A line counts if it contains the string "LADIES"; say how many such lines there are, giving only the number.

Start of Records supplied

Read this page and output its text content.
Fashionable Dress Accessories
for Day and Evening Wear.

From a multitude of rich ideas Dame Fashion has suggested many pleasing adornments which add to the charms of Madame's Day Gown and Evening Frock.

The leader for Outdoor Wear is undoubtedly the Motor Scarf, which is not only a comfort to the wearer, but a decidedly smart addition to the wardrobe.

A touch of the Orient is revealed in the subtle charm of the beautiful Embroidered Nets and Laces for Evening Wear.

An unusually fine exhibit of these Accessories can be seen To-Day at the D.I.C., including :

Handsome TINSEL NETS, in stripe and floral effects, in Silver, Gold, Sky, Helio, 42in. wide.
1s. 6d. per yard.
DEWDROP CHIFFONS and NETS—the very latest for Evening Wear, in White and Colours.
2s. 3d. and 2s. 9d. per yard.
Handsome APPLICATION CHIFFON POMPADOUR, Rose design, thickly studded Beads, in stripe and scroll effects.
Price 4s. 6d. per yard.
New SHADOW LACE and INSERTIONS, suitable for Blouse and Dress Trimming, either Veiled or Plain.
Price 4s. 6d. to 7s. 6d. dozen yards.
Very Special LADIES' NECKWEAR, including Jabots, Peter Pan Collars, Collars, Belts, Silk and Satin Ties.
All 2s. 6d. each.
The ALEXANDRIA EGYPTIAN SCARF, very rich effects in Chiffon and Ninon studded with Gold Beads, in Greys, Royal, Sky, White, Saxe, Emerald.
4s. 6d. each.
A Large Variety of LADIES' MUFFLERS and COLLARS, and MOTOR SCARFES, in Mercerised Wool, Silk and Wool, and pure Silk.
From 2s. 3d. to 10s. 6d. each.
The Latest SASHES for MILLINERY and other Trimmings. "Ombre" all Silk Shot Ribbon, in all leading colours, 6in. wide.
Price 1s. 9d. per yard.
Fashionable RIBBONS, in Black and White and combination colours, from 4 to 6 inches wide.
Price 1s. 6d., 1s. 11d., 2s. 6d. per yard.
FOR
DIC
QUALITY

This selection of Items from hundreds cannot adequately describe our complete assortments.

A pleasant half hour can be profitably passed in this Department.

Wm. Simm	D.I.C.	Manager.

End of Records supplied
Start of Records supplied

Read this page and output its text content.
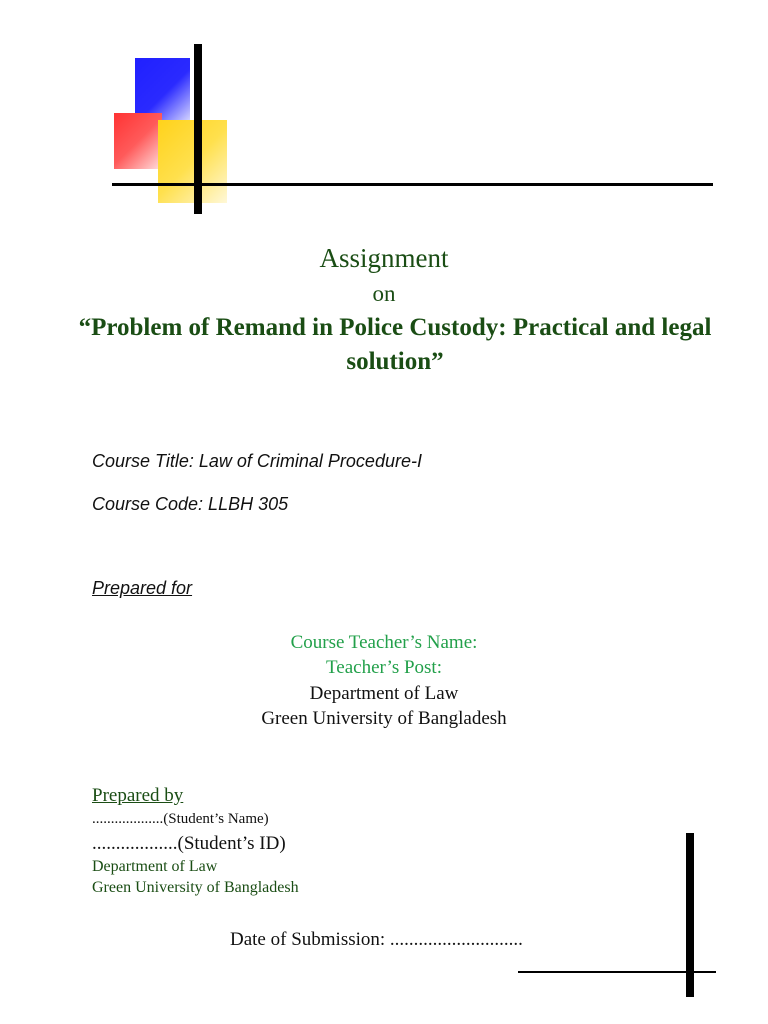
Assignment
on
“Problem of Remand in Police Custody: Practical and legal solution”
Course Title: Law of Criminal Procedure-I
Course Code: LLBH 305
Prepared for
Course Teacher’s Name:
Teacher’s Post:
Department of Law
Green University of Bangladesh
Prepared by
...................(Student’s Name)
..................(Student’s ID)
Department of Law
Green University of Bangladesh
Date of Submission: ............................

End of Records supplied
Start of Records supplied

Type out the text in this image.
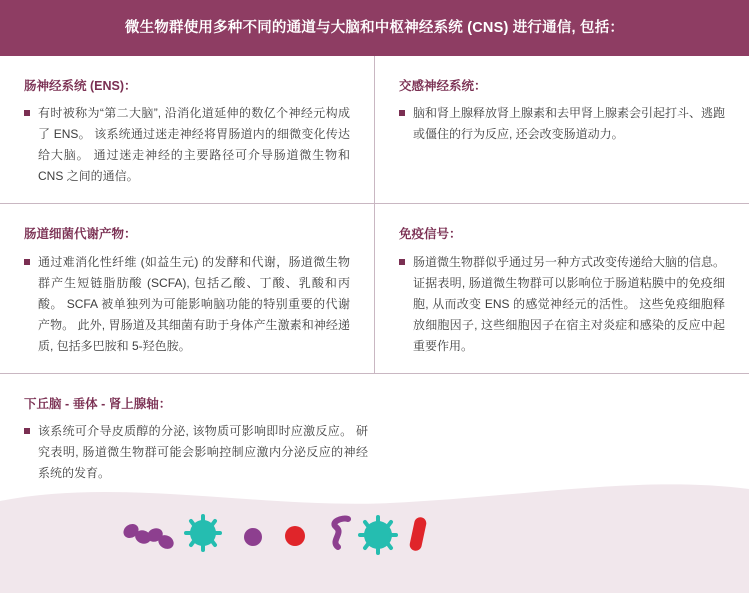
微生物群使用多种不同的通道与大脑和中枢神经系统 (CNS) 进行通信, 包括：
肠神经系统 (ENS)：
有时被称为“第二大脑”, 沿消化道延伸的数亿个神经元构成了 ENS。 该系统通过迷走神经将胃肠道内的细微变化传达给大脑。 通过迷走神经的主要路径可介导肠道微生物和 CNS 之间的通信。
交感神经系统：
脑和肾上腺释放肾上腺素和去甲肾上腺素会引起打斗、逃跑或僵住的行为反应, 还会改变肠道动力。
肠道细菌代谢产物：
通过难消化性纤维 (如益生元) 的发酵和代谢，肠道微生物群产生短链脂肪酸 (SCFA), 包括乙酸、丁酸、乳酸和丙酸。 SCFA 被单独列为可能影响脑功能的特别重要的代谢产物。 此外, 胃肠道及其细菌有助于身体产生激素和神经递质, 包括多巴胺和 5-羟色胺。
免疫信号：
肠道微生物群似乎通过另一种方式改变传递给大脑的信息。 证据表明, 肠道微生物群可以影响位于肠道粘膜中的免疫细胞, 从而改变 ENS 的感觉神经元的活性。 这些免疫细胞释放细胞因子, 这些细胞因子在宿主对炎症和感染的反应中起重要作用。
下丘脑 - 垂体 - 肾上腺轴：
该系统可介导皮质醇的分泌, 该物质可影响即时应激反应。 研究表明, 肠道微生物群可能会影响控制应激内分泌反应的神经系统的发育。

End of Records supplied

— Problem solution —
2